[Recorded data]
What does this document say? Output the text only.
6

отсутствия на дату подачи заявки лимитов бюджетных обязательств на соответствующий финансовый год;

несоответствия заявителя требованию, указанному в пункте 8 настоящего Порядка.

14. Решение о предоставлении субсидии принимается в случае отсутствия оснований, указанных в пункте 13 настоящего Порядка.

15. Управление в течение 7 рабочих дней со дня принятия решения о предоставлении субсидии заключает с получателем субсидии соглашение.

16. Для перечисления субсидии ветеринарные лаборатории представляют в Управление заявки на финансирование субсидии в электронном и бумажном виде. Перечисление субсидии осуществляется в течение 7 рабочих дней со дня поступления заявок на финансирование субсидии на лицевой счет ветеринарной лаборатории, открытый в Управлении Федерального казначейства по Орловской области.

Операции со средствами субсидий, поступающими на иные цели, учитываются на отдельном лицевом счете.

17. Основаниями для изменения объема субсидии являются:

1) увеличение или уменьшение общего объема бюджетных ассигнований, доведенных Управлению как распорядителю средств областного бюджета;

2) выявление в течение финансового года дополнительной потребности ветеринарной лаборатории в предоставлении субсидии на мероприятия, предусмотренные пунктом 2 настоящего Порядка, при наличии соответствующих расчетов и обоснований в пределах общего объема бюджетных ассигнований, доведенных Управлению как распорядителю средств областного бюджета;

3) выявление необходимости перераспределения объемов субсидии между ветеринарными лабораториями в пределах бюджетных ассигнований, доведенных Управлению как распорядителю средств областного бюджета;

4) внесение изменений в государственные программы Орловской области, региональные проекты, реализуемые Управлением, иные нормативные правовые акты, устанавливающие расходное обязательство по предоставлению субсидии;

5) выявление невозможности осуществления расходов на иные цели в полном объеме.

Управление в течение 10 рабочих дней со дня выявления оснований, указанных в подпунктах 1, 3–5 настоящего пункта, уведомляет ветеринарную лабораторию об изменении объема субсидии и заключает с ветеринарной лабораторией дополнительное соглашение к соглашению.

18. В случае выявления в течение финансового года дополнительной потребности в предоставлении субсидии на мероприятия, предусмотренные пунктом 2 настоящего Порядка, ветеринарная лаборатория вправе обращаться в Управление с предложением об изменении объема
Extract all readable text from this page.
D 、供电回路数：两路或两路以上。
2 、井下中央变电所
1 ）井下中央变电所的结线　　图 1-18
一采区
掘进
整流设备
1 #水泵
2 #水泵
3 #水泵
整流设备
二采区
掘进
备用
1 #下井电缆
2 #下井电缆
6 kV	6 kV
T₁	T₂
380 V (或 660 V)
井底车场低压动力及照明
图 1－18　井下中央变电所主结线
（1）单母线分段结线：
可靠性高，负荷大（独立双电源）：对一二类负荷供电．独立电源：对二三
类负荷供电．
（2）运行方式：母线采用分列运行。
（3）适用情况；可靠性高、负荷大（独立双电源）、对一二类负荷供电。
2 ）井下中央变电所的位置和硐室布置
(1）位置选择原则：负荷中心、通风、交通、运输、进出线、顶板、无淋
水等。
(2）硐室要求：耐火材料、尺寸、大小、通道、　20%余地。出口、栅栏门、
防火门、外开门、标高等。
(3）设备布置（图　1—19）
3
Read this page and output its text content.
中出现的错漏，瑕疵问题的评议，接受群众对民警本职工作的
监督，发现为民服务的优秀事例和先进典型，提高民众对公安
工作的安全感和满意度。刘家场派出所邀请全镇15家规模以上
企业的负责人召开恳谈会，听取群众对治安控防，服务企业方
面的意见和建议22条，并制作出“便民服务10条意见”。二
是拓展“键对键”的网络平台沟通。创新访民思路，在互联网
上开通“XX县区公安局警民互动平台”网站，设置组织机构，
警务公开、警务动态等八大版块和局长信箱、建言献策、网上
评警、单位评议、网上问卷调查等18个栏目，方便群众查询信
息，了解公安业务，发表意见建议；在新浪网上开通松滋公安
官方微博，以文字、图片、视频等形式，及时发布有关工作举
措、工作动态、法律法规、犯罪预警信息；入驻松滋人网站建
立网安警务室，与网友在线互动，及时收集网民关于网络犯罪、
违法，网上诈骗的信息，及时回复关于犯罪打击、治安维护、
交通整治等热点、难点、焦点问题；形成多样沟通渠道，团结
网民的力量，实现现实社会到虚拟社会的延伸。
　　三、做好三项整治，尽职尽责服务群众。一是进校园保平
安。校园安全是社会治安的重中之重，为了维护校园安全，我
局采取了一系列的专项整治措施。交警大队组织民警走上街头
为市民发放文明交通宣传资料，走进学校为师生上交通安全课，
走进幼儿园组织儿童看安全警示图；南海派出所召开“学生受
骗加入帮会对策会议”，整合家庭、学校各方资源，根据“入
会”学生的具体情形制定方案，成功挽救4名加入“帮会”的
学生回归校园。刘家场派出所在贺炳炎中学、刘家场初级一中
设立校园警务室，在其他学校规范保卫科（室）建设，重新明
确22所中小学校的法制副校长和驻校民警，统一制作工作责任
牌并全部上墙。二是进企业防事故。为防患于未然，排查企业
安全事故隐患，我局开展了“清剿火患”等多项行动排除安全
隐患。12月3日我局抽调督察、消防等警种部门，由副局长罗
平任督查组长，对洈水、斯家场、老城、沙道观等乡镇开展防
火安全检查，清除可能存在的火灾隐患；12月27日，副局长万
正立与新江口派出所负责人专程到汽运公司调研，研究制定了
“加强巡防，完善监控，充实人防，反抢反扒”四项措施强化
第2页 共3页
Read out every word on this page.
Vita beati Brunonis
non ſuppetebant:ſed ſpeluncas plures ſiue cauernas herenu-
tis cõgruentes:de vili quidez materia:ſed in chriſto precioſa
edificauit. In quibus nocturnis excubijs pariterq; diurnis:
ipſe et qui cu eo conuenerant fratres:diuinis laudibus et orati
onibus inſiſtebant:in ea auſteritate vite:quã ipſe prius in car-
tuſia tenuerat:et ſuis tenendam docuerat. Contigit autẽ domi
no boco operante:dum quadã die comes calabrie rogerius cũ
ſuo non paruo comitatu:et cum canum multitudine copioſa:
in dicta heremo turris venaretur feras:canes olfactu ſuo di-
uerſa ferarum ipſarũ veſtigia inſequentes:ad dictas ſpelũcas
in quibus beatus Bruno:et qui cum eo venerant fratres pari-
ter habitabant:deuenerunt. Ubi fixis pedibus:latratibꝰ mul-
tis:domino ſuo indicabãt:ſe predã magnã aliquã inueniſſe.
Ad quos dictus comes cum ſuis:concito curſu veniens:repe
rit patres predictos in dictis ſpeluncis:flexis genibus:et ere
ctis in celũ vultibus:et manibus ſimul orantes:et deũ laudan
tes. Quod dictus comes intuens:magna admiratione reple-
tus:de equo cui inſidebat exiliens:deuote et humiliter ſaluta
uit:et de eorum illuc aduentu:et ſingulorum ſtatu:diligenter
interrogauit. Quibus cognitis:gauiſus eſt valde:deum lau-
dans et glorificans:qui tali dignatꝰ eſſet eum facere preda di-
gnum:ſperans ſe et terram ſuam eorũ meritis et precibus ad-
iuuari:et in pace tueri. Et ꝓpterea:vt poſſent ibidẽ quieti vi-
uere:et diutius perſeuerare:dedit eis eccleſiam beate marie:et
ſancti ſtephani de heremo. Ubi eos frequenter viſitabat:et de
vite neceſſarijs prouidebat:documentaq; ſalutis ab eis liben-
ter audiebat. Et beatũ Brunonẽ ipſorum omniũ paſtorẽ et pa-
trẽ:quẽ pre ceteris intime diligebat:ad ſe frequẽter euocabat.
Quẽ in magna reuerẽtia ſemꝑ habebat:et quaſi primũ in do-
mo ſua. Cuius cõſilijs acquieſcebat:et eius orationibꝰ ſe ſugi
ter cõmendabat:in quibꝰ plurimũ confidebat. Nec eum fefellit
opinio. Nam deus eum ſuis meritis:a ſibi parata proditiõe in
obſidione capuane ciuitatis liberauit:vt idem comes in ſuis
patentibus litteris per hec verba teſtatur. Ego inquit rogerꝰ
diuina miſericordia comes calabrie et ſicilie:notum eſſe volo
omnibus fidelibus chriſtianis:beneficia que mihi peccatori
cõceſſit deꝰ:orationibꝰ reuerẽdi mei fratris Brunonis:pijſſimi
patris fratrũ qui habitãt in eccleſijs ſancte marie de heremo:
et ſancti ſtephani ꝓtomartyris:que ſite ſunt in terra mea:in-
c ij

Exercise — All lines of the data above that include the word "text" must be shown.

Solution below —
What does this document say? Output the text only.
Extract all readable text from this page.
Read this page and output its text content.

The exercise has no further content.